Task brief:
Return the records, each one exactly as written.

Listing:

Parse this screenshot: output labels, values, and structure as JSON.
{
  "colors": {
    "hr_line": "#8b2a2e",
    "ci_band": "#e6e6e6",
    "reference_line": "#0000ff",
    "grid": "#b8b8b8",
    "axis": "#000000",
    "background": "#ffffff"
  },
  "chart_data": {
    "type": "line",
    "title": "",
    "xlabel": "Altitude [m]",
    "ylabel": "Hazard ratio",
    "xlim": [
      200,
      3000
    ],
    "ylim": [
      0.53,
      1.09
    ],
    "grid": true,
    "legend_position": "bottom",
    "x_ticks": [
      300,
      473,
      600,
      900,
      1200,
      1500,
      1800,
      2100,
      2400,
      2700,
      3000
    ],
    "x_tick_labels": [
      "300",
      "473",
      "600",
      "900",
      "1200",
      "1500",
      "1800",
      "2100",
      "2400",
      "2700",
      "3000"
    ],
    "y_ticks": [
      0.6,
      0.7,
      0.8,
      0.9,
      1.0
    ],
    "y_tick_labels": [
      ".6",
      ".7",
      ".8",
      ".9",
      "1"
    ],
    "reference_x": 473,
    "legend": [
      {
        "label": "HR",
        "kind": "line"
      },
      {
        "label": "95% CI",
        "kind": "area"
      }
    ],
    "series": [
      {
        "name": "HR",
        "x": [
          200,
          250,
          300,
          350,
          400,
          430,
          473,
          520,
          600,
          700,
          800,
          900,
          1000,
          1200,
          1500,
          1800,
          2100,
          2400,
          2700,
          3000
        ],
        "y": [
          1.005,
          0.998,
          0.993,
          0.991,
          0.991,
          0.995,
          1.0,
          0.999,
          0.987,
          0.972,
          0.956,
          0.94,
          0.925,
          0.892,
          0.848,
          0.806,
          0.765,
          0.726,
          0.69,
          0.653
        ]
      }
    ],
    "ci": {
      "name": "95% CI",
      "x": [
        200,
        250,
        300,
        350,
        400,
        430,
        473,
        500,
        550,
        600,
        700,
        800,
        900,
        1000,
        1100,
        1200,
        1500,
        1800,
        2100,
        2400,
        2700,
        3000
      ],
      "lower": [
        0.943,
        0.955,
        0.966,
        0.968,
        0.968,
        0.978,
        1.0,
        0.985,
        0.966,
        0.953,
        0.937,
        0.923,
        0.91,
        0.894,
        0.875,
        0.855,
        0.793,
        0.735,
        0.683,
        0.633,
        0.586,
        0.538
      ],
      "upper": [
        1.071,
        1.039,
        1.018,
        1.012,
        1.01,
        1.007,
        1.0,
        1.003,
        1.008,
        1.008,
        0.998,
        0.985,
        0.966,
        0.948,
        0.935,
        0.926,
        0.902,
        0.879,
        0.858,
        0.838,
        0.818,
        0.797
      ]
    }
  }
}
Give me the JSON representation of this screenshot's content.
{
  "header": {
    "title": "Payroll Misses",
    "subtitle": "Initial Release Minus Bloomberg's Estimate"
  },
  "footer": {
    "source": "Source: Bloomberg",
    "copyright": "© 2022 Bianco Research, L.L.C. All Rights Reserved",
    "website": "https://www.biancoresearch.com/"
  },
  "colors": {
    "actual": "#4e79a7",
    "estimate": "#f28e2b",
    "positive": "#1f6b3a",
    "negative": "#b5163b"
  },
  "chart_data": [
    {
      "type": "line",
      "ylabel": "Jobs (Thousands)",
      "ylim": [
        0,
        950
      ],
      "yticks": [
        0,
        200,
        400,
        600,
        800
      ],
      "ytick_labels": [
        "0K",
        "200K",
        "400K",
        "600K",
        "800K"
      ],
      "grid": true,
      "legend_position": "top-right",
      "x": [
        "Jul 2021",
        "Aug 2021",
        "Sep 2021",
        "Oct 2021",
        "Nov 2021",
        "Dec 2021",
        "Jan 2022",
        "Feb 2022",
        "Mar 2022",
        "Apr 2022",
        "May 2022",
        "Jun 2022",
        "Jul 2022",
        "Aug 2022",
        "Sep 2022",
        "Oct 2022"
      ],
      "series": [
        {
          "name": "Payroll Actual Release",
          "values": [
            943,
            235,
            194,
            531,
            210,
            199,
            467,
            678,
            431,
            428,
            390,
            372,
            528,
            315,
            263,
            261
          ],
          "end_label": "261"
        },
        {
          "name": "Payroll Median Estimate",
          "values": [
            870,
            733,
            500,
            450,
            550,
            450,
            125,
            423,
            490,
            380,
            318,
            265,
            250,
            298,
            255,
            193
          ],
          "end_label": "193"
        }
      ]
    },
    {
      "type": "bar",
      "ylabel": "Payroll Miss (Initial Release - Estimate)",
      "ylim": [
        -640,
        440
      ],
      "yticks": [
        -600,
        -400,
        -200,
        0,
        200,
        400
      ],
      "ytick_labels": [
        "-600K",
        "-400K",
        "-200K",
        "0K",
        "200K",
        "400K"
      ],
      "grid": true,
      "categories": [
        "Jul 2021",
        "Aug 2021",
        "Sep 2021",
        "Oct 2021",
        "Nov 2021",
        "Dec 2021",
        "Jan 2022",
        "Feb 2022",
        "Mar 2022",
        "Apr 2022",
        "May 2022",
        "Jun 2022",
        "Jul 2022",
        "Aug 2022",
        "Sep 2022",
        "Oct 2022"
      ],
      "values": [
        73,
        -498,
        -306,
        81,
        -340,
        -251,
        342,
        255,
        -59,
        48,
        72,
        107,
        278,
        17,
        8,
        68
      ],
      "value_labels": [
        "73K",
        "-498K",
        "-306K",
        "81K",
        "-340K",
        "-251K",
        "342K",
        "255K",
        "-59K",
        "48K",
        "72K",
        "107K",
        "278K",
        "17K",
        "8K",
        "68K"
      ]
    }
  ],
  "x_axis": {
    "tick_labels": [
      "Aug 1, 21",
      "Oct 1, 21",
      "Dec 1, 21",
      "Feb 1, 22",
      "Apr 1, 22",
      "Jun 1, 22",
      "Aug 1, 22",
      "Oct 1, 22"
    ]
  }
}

Response to the exercise:
Parse this screenshot: output labels, values, and structure as JSON.
{
  "colors": {
    "hr_line": "#8b2a2e",
    "ci_band": "#e6e6e6",
    "reference_line": "#0000ff",
    "grid": "#b8b8b8",
    "axis": "#000000",
    "background": "#ffffff"
  },
  "chart_data": {
    "type": "line",
    "title": "",
    "xlabel": "Altitude [m]",
    "ylabel": "Hazard ratio",
    "xlim": [
      200,
      3000
    ],
    "ylim": [
      0.53,
      1.09
    ],
    "grid": true,
    "legend_position": "bottom",
    "x_ticks": [
      300,
      473,
      600,
      900,
      1200,
      1500,
      1800,
      2100,
      2400,
      2700,
      3000
    ],
    "x_tick_labels": [
      "300",
      "473",
      "600",
      "900",
      "1200",
      "1500",
      "1800",
      "2100",
      "2400",
      "2700",
      "3000"
    ],
    "y_ticks": [
      0.6,
      0.7,
      0.8,
      0.9,
      1.0
    ],
    "y_tick_labels": [
      ".6",
      ".7",
      ".8",
      ".9",
      "1"
    ],
    "reference_x": 473,
    "legend": [
      {
        "label": "HR",
        "kind": "line"
      },
      {
        "label": "95% CI",
        "kind": "area"
      }
    ],
    "series": [
      {
        "name": "HR",
        "x": [
          200,
          250,
          300,
          350,
          400,
          430,
          473,
          520,
          600,
          700,
          800,
          900,
          1000,
          1200,
          1500,
          1800,
          2100,
          2400,
          2700,
          3000
        ],
        "y": [
          1.005,
          0.998,
          0.993,
          0.991,
          0.991,
          0.995,
          1.0,
          0.999,
          0.987,
          0.972,
          0.956,
          0.94,
          0.925,
          0.892,
          0.848,
          0.806,
          0.765,
          0.726,
          0.69,
          0.653
        ]
      }
    ],
    "ci": {
      "name": "95% CI",
      "x": [
        200,
        250,
        300,
        350,
        400,
        430,
        473,
        500,
        550,
        600,
        700,
        800,
        900,
        1000,
        1100,
        1200,
        1500,
        1800,
        2100,
        2400,
        2700,
        3000
      ],
      "lower": [
        0.943,
        0.955,
        0.966,
        0.968,
        0.968,
        0.978,
        1.0,
        0.985,
        0.966,
        0.953,
        0.937,
        0.923,
        0.91,
        0.894,
        0.875,
        0.855,
        0.793,
        0.735,
        0.683,
        0.633,
        0.586,
        0.538
      ],
      "upper": [
        1.071,
        1.039,
        1.018,
        1.012,
        1.01,
        1.007,
        1.0,
        1.003,
        1.008,
        1.008,
        0.998,
        0.985,
        0.966,
        0.948,
        0.935,
        0.926,
        0.902,
        0.879,
        0.858,
        0.838,
        0.818,
        0.797
      ]
    }
  }
}
Give me the JSON representation of this screenshot's content.
{
  "header": {
    "title": "Payroll Misses",
    "subtitle": "Initial Release Minus Bloomberg's Estimate"
  },
  "footer": {
    "source": "Source: Bloomberg",
    "copyright": "© 2022 Bianco Research, L.L.C. All Rights Reserved",
    "website": "https://www.biancoresearch.com/"
  },
  "colors": {
    "actual": "#4e79a7",
    "estimate": "#f28e2b",
    "positive": "#1f6b3a",
    "negative": "#b5163b"
  },
  "chart_data": [
    {
      "type": "line",
      "ylabel": "Jobs (Thousands)",
      "ylim": [
        0,
        950
      ],
      "yticks": [
        0,
        200,
        400,
        600,
        800
      ],
      "ytick_labels": [
        "0K",
        "200K",
        "400K",
        "600K",
        "800K"
      ],
      "grid": true,
      "legend_position": "top-right",
      "x": [
        "Jul 2021",
        "Aug 2021",
        "Sep 2021",
        "Oct 2021",
        "Nov 2021",
        "Dec 2021",
        "Jan 2022",
        "Feb 2022",
        "Mar 2022",
        "Apr 2022",
        "May 2022",
        "Jun 2022",
        "Jul 2022",
        "Aug 2022",
        "Sep 2022",
        "Oct 2022"
      ],
      "series": [
        {
          "name": "Payroll Actual Release",
          "values": [
            943,
            235,
            194,
            531,
            210,
            199,
            467,
            678,
            431,
            428,
            390,
            372,
            528,
            315,
            263,
            261
          ],
          "end_label": "261"
        },
        {
          "name": "Payroll Median Estimate",
          "values": [
            870,
            733,
            500,
            450,
            550,
            450,
            125,
            423,
            490,
            380,
            318,
            265,
            250,
            298,
            255,
            193
          ],
          "end_label": "193"
        }
      ]
    },
    {
      "type": "bar",
      "ylabel": "Payroll Miss (Initial Release - Estimate)",
      "ylim": [
        -640,
        440
      ],
      "yticks": [
        -600,
        -400,
        -200,
        0,
        200,
        400
      ],
      "ytick_labels": [
        "-600K",
        "-400K",
        "-200K",
        "0K",
        "200K",
        "400K"
      ],
      "grid": true,
      "categories": [
        "Jul 2021",
        "Aug 2021",
        "Sep 2021",
        "Oct 2021",
        "Nov 2021",
        "Dec 2021",
        "Jan 2022",
        "Feb 2022",
        "Mar 2022",
        "Apr 2022",
        "May 2022",
        "Jun 2022",
        "Jul 2022",
        "Aug 2022",
        "Sep 2022",
        "Oct 2022"
      ],
      "values": [
        73,
        -498,
        -306,
        81,
        -340,
        -251,
        342,
        255,
        -59,
        48,
        72,
        107,
        278,
        17,
        8,
        68
      ],
      "value_labels": [
        "73K",
        "-498K",
        "-306K",
        "81K",
        "-340K",
        "-251K",
        "342K",
        "255K",
        "-59K",
        "48K",
        "72K",
        "107K",
        "278K",
        "17K",
        "8K",
        "68K"
      ]
    }
  ],
  "x_axis": {
    "tick_labels": [
      "Aug 1, 21",
      "Oct 1, 21",
      "Dec 1, 21",
      "Feb 1, 22",
      "Apr 1, 22",
      "Jun 1, 22",
      "Aug 1, 22",
      "Oct 1, 22"
    ]
  }
}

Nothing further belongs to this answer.